TASK BRIEF: Give the entries below as a Markdown table with the columns Row and Line, starting at the line containing "Annotate this image: name" and ending at the line containing "y-tick-label: 0 <box>130 510 147 535</box>", both included. Number each row, and leave out blank lines and pictures.

MATERIAL PROVIDED:
"""
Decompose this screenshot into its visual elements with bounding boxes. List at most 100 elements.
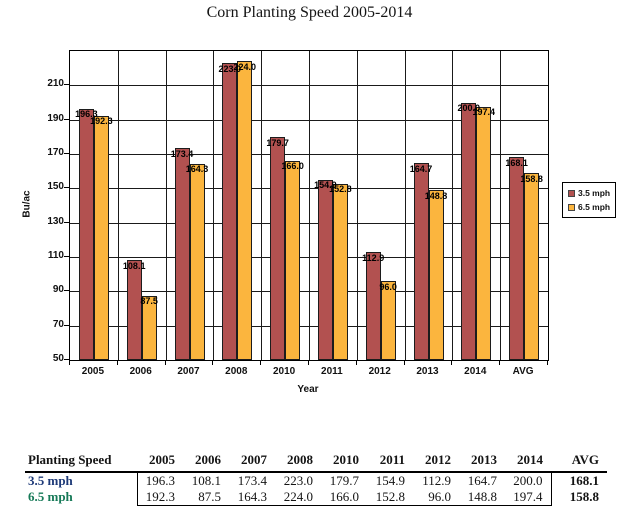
"""
"""
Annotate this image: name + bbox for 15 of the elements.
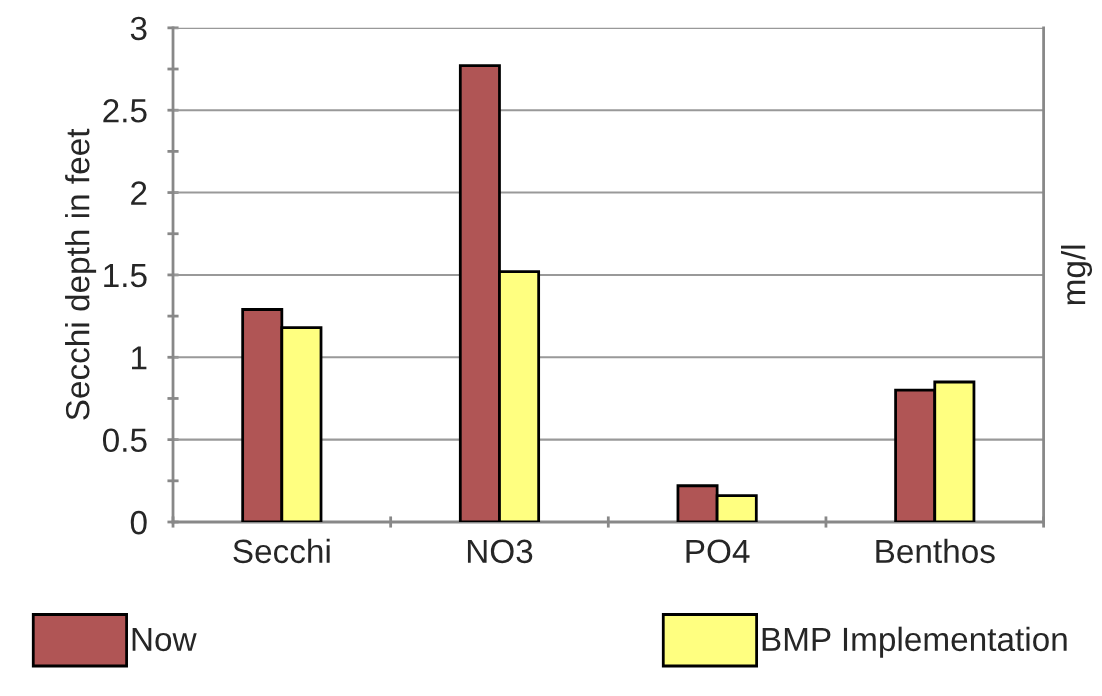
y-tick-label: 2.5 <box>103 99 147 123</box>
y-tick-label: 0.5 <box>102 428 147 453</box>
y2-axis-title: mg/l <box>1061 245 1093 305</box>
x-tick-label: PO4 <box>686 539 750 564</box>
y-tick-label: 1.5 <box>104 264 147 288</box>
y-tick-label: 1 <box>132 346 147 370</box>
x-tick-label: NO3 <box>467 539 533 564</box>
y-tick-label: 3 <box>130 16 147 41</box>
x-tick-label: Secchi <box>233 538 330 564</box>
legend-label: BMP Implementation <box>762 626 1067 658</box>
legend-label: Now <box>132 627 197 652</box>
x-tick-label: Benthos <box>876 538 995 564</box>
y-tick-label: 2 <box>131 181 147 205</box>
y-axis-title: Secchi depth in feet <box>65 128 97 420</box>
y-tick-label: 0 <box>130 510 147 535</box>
"""
RIGHT ANSWER:
| Row | Line |
|---|---|
| 1 | Annotate this image: name + bbox for 15 of the elements. |
| 2 | y-tick-label: 2.5 <box>103 99 147 123</box> |
| 3 | y-tick-label: 0.5 <box>102 428 147 453</box> |
| 4 | y2-axis-title: mg/l <box>1061 245 1093 305</box> |
| 5 | x-tick-label: PO4 <box>686 539 750 564</box> |
| 6 | y-tick-label: 1.5 <box>104 264 147 288</box> |
| 7 | y-tick-label: 1 <box>132 346 147 370</box> |
| 8 | x-tick-label: NO3 <box>467 539 533 564</box> |
| 9 | y-tick-label: 3 <box>130 16 147 41</box> |
| 10 | x-tick-label: Secchi <box>233 538 330 564</box> |
| 11 | legend-label: BMP Implementation <box>762 626 1067 658</box> |
| 12 | legend-label: Now <box>132 627 197 652</box> |
| 13 | x-tick-label: Benthos <box>876 538 995 564</box> |
| 14 | y-tick-label: 2 <box>131 181 147 205</box> |
| 15 | y-axis-title: Secchi depth in feet <box>65 128 97 420</box> |
| 16 | y-tick-label: 0 <box>130 510 147 535</box> |